TASK STATEMENT: Leave out the pictures, then reproduce the rest of the material exactly.

EXTRACTED ENTRIES:
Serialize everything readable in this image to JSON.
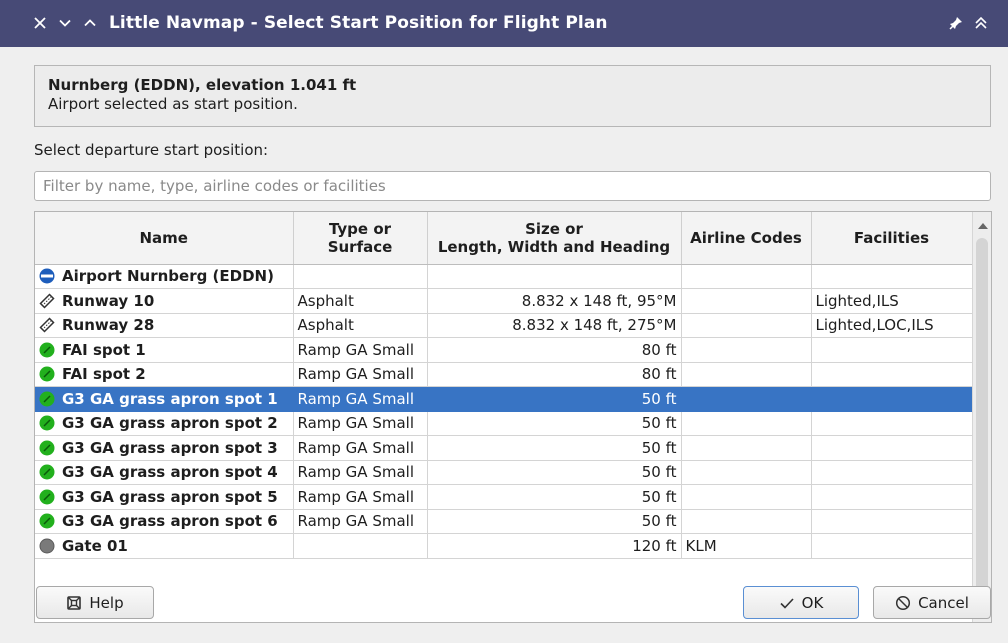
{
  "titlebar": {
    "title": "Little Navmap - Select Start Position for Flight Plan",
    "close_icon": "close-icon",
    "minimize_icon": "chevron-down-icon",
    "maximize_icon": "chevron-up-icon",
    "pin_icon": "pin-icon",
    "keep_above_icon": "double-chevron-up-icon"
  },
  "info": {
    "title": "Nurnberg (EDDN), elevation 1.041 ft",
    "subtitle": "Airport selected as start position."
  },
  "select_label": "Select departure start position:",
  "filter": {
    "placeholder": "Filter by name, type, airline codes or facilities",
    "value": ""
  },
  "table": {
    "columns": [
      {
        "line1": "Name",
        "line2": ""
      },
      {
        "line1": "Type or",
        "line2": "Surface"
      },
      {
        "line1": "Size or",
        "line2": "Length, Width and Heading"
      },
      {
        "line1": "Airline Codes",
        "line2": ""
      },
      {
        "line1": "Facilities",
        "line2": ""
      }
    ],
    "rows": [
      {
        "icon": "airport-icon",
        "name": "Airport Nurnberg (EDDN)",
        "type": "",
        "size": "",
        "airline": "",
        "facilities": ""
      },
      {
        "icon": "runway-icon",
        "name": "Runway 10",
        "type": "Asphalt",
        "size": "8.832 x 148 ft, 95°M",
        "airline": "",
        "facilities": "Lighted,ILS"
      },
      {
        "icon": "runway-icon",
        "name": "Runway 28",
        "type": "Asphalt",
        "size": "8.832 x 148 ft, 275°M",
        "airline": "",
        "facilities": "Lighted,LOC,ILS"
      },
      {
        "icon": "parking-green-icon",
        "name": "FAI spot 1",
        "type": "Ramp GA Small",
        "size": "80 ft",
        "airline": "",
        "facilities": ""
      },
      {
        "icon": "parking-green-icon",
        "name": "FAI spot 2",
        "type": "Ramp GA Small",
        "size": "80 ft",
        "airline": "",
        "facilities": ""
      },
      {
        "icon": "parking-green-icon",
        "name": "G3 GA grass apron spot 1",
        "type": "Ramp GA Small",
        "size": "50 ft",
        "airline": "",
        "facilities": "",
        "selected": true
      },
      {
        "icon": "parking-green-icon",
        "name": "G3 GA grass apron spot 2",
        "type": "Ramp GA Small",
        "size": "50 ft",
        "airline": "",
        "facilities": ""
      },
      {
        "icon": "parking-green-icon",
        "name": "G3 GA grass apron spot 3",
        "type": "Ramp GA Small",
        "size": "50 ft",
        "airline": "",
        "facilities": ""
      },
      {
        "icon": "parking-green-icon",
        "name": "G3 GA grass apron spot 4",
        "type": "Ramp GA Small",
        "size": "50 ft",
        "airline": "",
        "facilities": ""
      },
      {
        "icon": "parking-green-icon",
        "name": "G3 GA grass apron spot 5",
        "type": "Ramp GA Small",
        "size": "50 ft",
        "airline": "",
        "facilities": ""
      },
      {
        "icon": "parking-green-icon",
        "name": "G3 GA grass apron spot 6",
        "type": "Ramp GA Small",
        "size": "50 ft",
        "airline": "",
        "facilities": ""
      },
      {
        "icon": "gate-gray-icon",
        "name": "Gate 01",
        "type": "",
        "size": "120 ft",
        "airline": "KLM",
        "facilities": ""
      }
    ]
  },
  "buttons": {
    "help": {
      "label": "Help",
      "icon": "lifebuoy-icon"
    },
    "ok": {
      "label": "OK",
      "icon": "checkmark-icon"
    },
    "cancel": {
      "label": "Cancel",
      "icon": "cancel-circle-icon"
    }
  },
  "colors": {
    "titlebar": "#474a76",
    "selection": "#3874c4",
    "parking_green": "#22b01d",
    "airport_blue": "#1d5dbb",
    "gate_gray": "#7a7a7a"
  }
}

THE SOLUTION:
Serialize everything readable in this image to JSON.
{
  "titlebar": {
    "title": "Little Navmap - Select Start Position for Flight Plan",
    "close_icon": "close-icon",
    "minimize_icon": "chevron-down-icon",
    "maximize_icon": "chevron-up-icon",
    "pin_icon": "pin-icon",
    "keep_above_icon": "double-chevron-up-icon"
  },
  "info": {
    "title": "Nurnberg (EDDN), elevation 1.041 ft",
    "subtitle": "Airport selected as start position."
  },
  "select_label": "Select departure start position:",
  "filter": {
    "placeholder": "Filter by name, type, airline codes or facilities",
    "value": ""
  },
  "table": {
    "columns": [
      {
        "line1": "Name",
        "line2": ""
      },
      {
        "line1": "Type or",
        "line2": "Surface"
      },
      {
        "line1": "Size or",
        "line2": "Length, Width and Heading"
      },
      {
        "line1": "Airline Codes",
        "line2": ""
      },
      {
        "line1": "Facilities",
        "line2": ""
      }
    ],
    "rows": [
      {
        "icon": "airport-icon",
        "name": "Airport Nurnberg (EDDN)",
        "type": "",
        "size": "",
        "airline": "",
        "facilities": ""
      },
      {
        "icon": "runway-icon",
        "name": "Runway 10",
        "type": "Asphalt",
        "size": "8.832 x 148 ft, 95°M",
        "airline": "",
        "facilities": "Lighted,ILS"
      },
      {
        "icon": "runway-icon",
        "name": "Runway 28",
        "type": "Asphalt",
        "size": "8.832 x 148 ft, 275°M",
        "airline": "",
        "facilities": "Lighted,LOC,ILS"
      },
      {
        "icon": "parking-green-icon",
        "name": "FAI spot 1",
        "type": "Ramp GA Small",
        "size": "80 ft",
        "airline": "",
        "facilities": ""
      },
      {
        "icon": "parking-green-icon",
        "name": "FAI spot 2",
        "type": "Ramp GA Small",
        "size": "80 ft",
        "airline": "",
        "facilities": ""
      },
      {
        "icon": "parking-green-icon",
        "name": "G3 GA grass apron spot 1",
        "type": "Ramp GA Small",
        "size": "50 ft",
        "airline": "",
        "facilities": "",
        "selected": true
      },
      {
        "icon": "parking-green-icon",
        "name": "G3 GA grass apron spot 2",
        "type": "Ramp GA Small",
        "size": "50 ft",
        "airline": "",
        "facilities": ""
      },
      {
        "icon": "parking-green-icon",
        "name": "G3 GA grass apron spot 3",
        "type": "Ramp GA Small",
        "size": "50 ft",
        "airline": "",
        "facilities": ""
      },
      {
        "icon": "parking-green-icon",
        "name": "G3 GA grass apron spot 4",
        "type": "Ramp GA Small",
        "size": "50 ft",
        "airline": "",
        "facilities": ""
      },
      {
        "icon": "parking-green-icon",
        "name": "G3 GA grass apron spot 5",
        "type": "Ramp GA Small",
        "size": "50 ft",
        "airline": "",
        "facilities": ""
      },
      {
        "icon": "parking-green-icon",
        "name": "G3 GA grass apron spot 6",
        "type": "Ramp GA Small",
        "size": "50 ft",
        "airline": "",
        "facilities": ""
      },
      {
        "icon": "gate-gray-icon",
        "name": "Gate 01",
        "type": "",
        "size": "120 ft",
        "airline": "KLM",
        "facilities": ""
      }
    ]
  },
  "buttons": {
    "help": {
      "label": "Help",
      "icon": "lifebuoy-icon"
    },
    "ok": {
      "label": "OK",
      "icon": "checkmark-icon"
    },
    "cancel": {
      "label": "Cancel",
      "icon": "cancel-circle-icon"
    }
  },
  "colors": {
    "titlebar": "#474a76",
    "selection": "#3874c4",
    "parking_green": "#22b01d",
    "airport_blue": "#1d5dbb",
    "gate_gray": "#7a7a7a"
  }
}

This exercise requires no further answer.